• [Extracted text]

4. Explaining How Identifiers Work in Java

Identifiers are the names that identify elements like classes, methods, and variables in a program.

For example; java, util, Scanner, Fnumout, main, String, args, System, out, println, Scanner, in, fnumber, input, nextDouble, etc. are all identifiers, or the names of things that appear in the program example below:

Rules for Identifiers:

  • So, an identifier is allowed to be a sequence of character that consist of letters, digits, underscores _ and dollar signs $.
  • An identifier must start with a letter, underscore _ or dollar sign $. It cannot start with a digit.
  • An identifier cannot be a reserved keyword.
  • An identifier cannot be true, false, or null.
  • An identifier can be of any length.

For example, $2, Compute Area, area, radius, and print are legal identifiers; whereas 2A and d+4 are not legal- they do not follow the rules. The Java compiler detects illegal identifiers and reports them as syntax errors.

Note that since Java is case sensitive, area, Area, and AREA are all different identifiers.

Also, you should make identifiers descriptive so that the program is easy to read. ie. use NumberOfStudents over something vague like numStuds. However, its conventionally correct to occasionally use variable names such as i, j, k, x, and y for brevity.

Conventionally, you should not name identifiers with $ character, because by convention the $ character should only be used in mechanically generated source code.

• [Work order] Copy out the full text on identifiers in Java, word for word.

• [Dataset excerpts]
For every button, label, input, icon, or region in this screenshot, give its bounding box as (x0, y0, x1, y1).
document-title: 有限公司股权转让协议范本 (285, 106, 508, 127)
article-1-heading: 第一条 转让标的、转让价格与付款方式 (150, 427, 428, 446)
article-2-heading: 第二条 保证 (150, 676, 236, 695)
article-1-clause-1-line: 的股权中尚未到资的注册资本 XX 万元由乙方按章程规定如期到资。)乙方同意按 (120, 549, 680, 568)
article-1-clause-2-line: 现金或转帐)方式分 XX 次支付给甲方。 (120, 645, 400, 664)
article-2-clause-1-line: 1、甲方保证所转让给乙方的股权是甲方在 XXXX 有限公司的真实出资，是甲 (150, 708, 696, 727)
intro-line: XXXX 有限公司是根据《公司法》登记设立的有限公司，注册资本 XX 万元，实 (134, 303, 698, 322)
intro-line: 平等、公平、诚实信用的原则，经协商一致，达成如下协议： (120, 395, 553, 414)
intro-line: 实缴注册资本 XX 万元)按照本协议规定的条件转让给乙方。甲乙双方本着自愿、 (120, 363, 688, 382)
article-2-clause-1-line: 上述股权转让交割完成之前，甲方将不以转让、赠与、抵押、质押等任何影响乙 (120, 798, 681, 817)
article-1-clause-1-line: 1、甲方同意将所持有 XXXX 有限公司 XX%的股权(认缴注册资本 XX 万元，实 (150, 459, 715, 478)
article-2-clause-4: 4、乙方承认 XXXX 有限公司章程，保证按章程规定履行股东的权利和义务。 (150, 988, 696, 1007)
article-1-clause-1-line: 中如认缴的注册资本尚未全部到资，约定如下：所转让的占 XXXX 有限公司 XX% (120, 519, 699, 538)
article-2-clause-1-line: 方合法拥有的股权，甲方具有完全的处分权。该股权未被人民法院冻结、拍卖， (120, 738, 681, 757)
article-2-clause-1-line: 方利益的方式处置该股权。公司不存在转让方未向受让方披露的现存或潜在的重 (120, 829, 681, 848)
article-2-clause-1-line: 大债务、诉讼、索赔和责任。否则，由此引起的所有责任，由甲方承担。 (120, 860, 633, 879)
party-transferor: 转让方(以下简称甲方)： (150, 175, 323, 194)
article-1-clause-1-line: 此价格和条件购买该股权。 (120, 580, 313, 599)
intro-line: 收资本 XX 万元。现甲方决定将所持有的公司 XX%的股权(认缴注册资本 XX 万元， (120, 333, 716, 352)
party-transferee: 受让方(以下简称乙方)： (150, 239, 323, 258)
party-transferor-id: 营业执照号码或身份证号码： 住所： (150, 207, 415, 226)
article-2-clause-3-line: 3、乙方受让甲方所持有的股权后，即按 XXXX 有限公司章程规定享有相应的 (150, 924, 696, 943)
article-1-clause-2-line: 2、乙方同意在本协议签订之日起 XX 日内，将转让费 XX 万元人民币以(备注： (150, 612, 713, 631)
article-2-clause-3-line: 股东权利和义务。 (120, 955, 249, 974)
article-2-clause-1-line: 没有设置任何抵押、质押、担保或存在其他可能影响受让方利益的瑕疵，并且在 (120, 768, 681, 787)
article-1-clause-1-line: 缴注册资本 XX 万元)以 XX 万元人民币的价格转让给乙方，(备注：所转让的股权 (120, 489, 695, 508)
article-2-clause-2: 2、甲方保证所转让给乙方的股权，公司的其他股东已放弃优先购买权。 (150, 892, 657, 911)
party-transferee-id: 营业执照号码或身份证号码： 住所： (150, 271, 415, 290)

• [Task solution]
4. Explaining How Identifiers Work in Java

Identifiers are the names that identify elements like classes, methods, and variables in a program.

For example; java, util, Scanner, Fnumout, main, String, args, System, out, println, Scanner, in, fnumber, input, nextDouble, etc. are all identifiers, or the names of things that appear in the program example below:

Rules for Identifiers:

  • So, an identifier is allowed to be a sequence of character that consist of letters, digits, underscores _ and dollar signs $.
  • An identifier must start with a letter, underscore _ or dollar sign $. It cannot start with a digit.
  • An identifier cannot be a reserved keyword.
  • An identifier cannot be true, false, or null.
  • An identifier can be of any length.

For example, $2, Compute Area, area, radius, and print are legal identifiers; whereas 2A and d+4 are not legal- they do not follow the rules. The Java compiler detects illegal identifiers and reports them as syntax errors.

Note that since Java is case sensitive, area, Area, and AREA are all different identifiers.

Also, you should make identifiers descriptive so that the program is easy to read. ie. use NumberOfStudents over something vague like numStuds. However, its conventionally correct to occasionally use variable names such as i, j, k, x, and y for brevity.

Conventionally, you should not name identifiers with $ character, because by convention the $ character should only be used in mechanically generated source code.